> Listing
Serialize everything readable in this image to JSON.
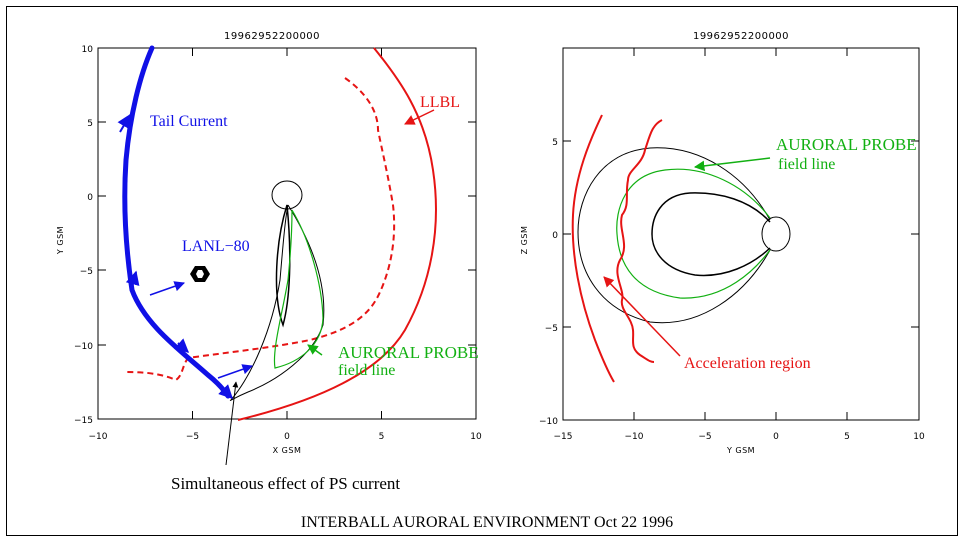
{
  "left_panel": {
    "title": "19962952200000",
    "xlabel": "X GSM",
    "ylabel": "Y GSM",
    "x_ticks": [
      "−10",
      "−5",
      "0",
      "5",
      "10"
    ],
    "y_ticks": [
      "10",
      "5",
      "0",
      "−5",
      "−10",
      "−15"
    ],
    "annotations": {
      "tail_current": "Tail Current",
      "lanl": "LANL−80",
      "llbl": "LLBL",
      "auroral_probe": "AURORAL PROBE",
      "field_line": "field line",
      "ps_current": "Simultaneous effect of PS current"
    }
  },
  "right_panel": {
    "title": "19962952200000",
    "xlabel": "Y GSM",
    "ylabel": "Z GSM",
    "x_ticks": [
      "−15",
      "−10",
      "−5",
      "0",
      "5",
      "10"
    ],
    "y_ticks": [
      "5",
      "0",
      "−5",
      "−10"
    ],
    "annotations": {
      "auroral_probe": "AURORAL PROBE",
      "field_line": "field line",
      "acceleration_region": "Acceleration region"
    }
  },
  "footer": {
    "caption": "INTERBALL AURORAL ENVIRONMENT Oct 22 1996"
  },
  "colors": {
    "blue": "#1010e6",
    "red": "#e61414",
    "green": "#12b012",
    "black": "#000000"
  }
}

> Exercise description
All records must be output exactly as they are, except for the pictures, which are left out.

> Complete output
Serialize everything readable in this image to JSON.
{
  "left_panel": {
    "title": "19962952200000",
    "xlabel": "X GSM",
    "ylabel": "Y GSM",
    "x_ticks": [
      "−10",
      "−5",
      "0",
      "5",
      "10"
    ],
    "y_ticks": [
      "10",
      "5",
      "0",
      "−5",
      "−10",
      "−15"
    ],
    "annotations": {
      "tail_current": "Tail Current",
      "lanl": "LANL−80",
      "llbl": "LLBL",
      "auroral_probe": "AURORAL PROBE",
      "field_line": "field line",
      "ps_current": "Simultaneous effect of PS current"
    }
  },
  "right_panel": {
    "title": "19962952200000",
    "xlabel": "Y GSM",
    "ylabel": "Z GSM",
    "x_ticks": [
      "−15",
      "−10",
      "−5",
      "0",
      "5",
      "10"
    ],
    "y_ticks": [
      "5",
      "0",
      "−5",
      "−10"
    ],
    "annotations": {
      "auroral_probe": "AURORAL PROBE",
      "field_line": "field line",
      "acceleration_region": "Acceleration region"
    }
  },
  "footer": {
    "caption": "INTERBALL AURORAL ENVIRONMENT Oct 22 1996"
  },
  "colors": {
    "blue": "#1010e6",
    "red": "#e61414",
    "green": "#12b012",
    "black": "#000000"
  }
}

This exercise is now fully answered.